▸ **Written request**:
Every record should be repeated exactly, except that pictures are left out.

(Stored records)
+ + +
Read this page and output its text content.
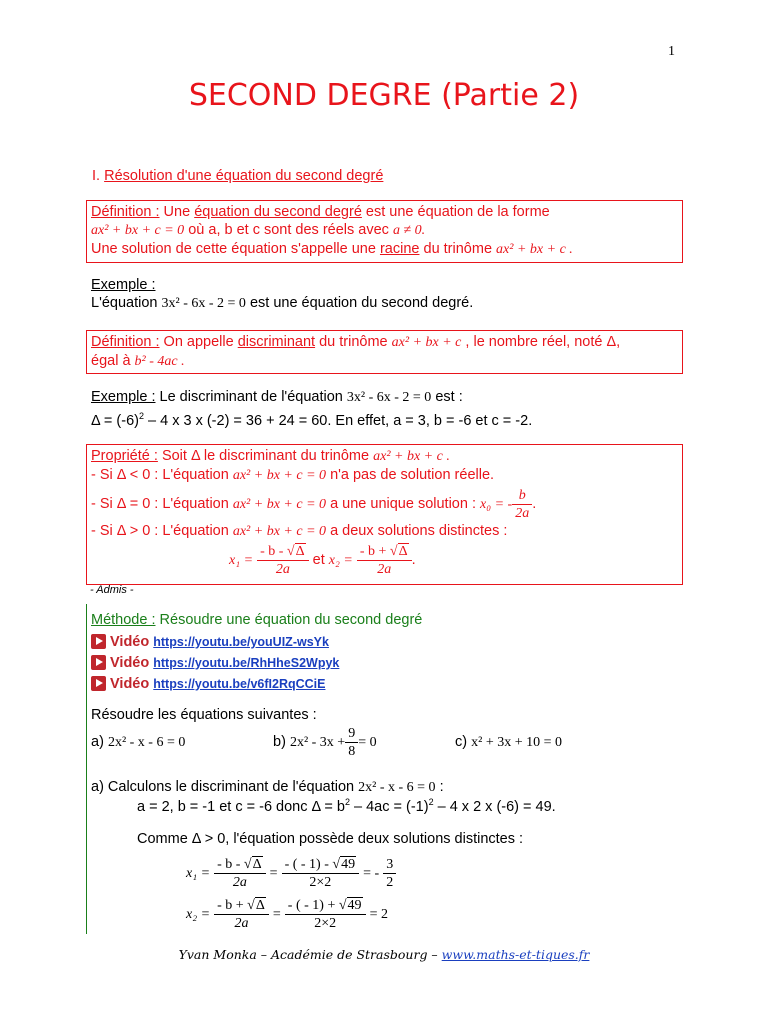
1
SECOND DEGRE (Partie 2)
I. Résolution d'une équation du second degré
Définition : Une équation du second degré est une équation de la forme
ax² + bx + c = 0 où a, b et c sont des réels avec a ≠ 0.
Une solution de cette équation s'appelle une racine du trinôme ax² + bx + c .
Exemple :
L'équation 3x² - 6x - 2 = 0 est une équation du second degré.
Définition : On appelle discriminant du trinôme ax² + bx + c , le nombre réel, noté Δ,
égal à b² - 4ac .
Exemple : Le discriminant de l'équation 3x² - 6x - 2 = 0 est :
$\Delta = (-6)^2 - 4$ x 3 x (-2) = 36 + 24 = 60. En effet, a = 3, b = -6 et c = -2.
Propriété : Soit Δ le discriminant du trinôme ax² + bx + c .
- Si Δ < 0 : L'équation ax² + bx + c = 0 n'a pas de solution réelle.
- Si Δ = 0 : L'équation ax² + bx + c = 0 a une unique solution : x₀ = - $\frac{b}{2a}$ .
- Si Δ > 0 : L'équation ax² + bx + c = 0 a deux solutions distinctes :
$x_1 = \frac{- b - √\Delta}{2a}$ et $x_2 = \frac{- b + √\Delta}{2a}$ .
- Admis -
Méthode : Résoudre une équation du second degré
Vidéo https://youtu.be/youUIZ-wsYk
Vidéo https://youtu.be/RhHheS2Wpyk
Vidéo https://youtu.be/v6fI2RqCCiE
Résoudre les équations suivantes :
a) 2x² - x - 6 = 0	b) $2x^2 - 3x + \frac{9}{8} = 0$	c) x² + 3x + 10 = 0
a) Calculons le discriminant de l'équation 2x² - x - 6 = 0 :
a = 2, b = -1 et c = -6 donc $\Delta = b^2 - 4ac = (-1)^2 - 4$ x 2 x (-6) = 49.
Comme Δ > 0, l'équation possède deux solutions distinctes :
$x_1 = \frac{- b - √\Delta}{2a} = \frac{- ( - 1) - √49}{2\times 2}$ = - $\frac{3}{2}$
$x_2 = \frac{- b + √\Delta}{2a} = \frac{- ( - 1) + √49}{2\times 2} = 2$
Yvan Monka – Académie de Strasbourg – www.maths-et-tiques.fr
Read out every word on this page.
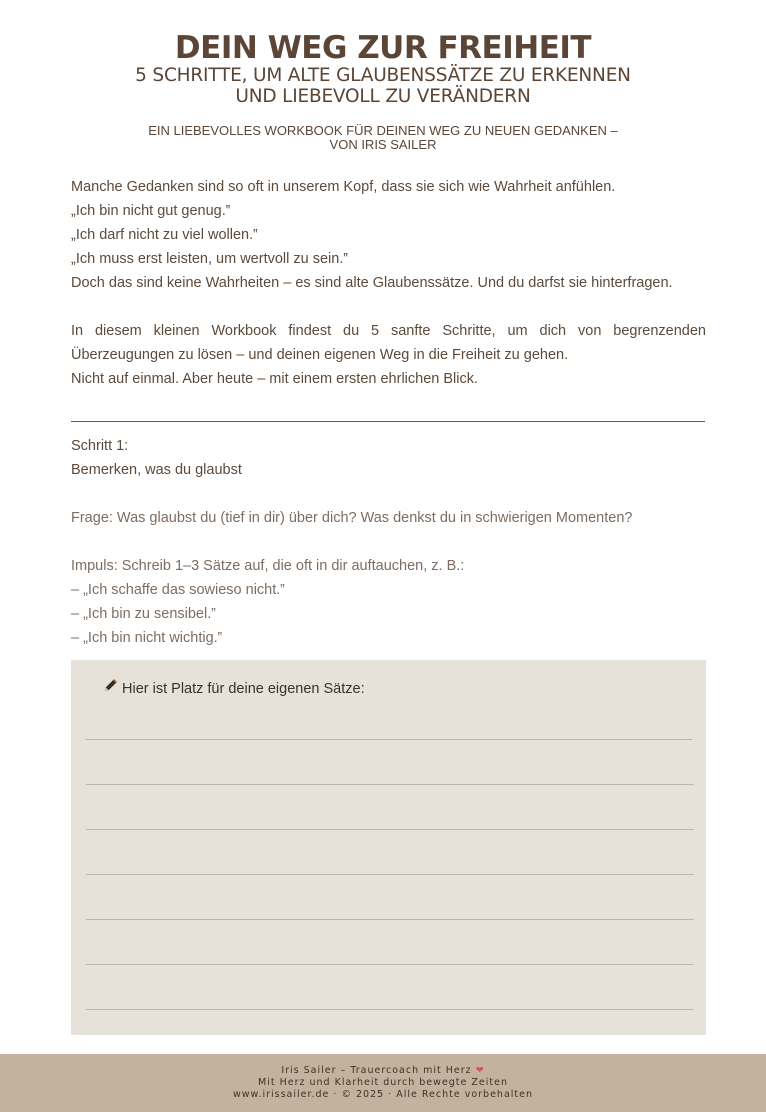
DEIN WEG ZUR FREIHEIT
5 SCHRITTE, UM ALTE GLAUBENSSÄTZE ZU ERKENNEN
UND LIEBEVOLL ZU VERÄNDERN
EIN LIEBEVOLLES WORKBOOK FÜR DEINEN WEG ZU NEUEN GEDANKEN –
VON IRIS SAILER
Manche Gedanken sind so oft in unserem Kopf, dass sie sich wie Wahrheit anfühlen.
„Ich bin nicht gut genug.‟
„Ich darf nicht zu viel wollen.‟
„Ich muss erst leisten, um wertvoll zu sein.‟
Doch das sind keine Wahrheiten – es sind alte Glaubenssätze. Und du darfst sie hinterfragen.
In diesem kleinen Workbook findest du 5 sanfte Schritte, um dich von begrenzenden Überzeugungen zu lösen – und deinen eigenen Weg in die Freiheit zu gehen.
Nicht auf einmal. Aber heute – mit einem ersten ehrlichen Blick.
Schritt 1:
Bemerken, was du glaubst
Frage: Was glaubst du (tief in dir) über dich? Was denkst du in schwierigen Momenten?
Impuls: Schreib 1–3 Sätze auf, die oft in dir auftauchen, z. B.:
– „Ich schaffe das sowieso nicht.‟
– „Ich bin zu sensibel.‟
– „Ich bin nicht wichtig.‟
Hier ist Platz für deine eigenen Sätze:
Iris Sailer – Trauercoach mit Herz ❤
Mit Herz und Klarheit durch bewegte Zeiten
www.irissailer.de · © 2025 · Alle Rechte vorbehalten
+ + +
▸ **Finished exercise**:
Read this page and output its text content.
1
SECOND DEGRE (Partie 2)
I. Résolution d'une équation du second degré
Définition : Une équation du second degré est une équation de la forme
ax² + bx + c = 0 où a, b et c sont des réels avec a ≠ 0.
Une solution de cette équation s'appelle une racine du trinôme ax² + bx + c .
Exemple :
L'équation 3x² - 6x - 2 = 0 est une équation du second degré.
Définition : On appelle discriminant du trinôme ax² + bx + c , le nombre réel, noté Δ,
égal à b² - 4ac .
Exemple : Le discriminant de l'équation 3x² - 6x - 2 = 0 est :
$\Delta = (-6)^2 - 4$ x 3 x (-2) = 36 + 24 = 60. En effet, a = 3, b = -6 et c = -2.
Propriété : Soit Δ le discriminant du trinôme ax² + bx + c .
- Si Δ < 0 : L'équation ax² + bx + c = 0 n'a pas de solution réelle.
- Si Δ = 0 : L'équation ax² + bx + c = 0 a une unique solution : x₀ = - $\frac{b}{2a}$ .
- Si Δ > 0 : L'équation ax² + bx + c = 0 a deux solutions distinctes :
$x_1 = \frac{- b - √\Delta}{2a}$ et $x_2 = \frac{- b + √\Delta}{2a}$ .
- Admis -
Méthode : Résoudre une équation du second degré
Vidéo https://youtu.be/youUIZ-wsYk
Vidéo https://youtu.be/RhHheS2Wpyk
Vidéo https://youtu.be/v6fI2RqCCiE
Résoudre les équations suivantes :
a) 2x² - x - 6 = 0	b) $2x^2 - 3x + \frac{9}{8} = 0$	c) x² + 3x + 10 = 0
a) Calculons le discriminant de l'équation 2x² - x - 6 = 0 :
a = 2, b = -1 et c = -6 donc $\Delta = b^2 - 4ac = (-1)^2 - 4$ x 2 x (-6) = 49.
Comme Δ > 0, l'équation possède deux solutions distinctes :
$x_1 = \frac{- b - √\Delta}{2a} = \frac{- ( - 1) - √49}{2\times 2}$ = - $\frac{3}{2}$
$x_2 = \frac{- b + √\Delta}{2a} = \frac{- ( - 1) + √49}{2\times 2} = 2$
Yvan Monka – Académie de Strasbourg – www.maths-et-tiques.fr
Read out every word on this page.
DEIN WEG ZUR FREIHEIT
5 SCHRITTE, UM ALTE GLAUBENSSÄTZE ZU ERKENNEN
UND LIEBEVOLL ZU VERÄNDERN
EIN LIEBEVOLLES WORKBOOK FÜR DEINEN WEG ZU NEUEN GEDANKEN –
VON IRIS SAILER
Manche Gedanken sind so oft in unserem Kopf, dass sie sich wie Wahrheit anfühlen.
„Ich bin nicht gut genug.‟
„Ich darf nicht zu viel wollen.‟
„Ich muss erst leisten, um wertvoll zu sein.‟
Doch das sind keine Wahrheiten – es sind alte Glaubenssätze. Und du darfst sie hinterfragen.
In diesem kleinen Workbook findest du 5 sanfte Schritte, um dich von begrenzenden Überzeugungen zu lösen – und deinen eigenen Weg in die Freiheit zu gehen.
Nicht auf einmal. Aber heute – mit einem ersten ehrlichen Blick.
Schritt 1:
Bemerken, was du glaubst
Frage: Was glaubst du (tief in dir) über dich? Was denkst du in schwierigen Momenten?
Impuls: Schreib 1–3 Sätze auf, die oft in dir auftauchen, z. B.:
– „Ich schaffe das sowieso nicht.‟
– „Ich bin zu sensibel.‟
– „Ich bin nicht wichtig.‟
Hier ist Platz für deine eigenen Sätze:
Iris Sailer – Trauercoach mit Herz ❤
Mit Herz und Klarheit durch bewegte Zeiten
www.irissailer.de · © 2025 · Alle Rechte vorbehalten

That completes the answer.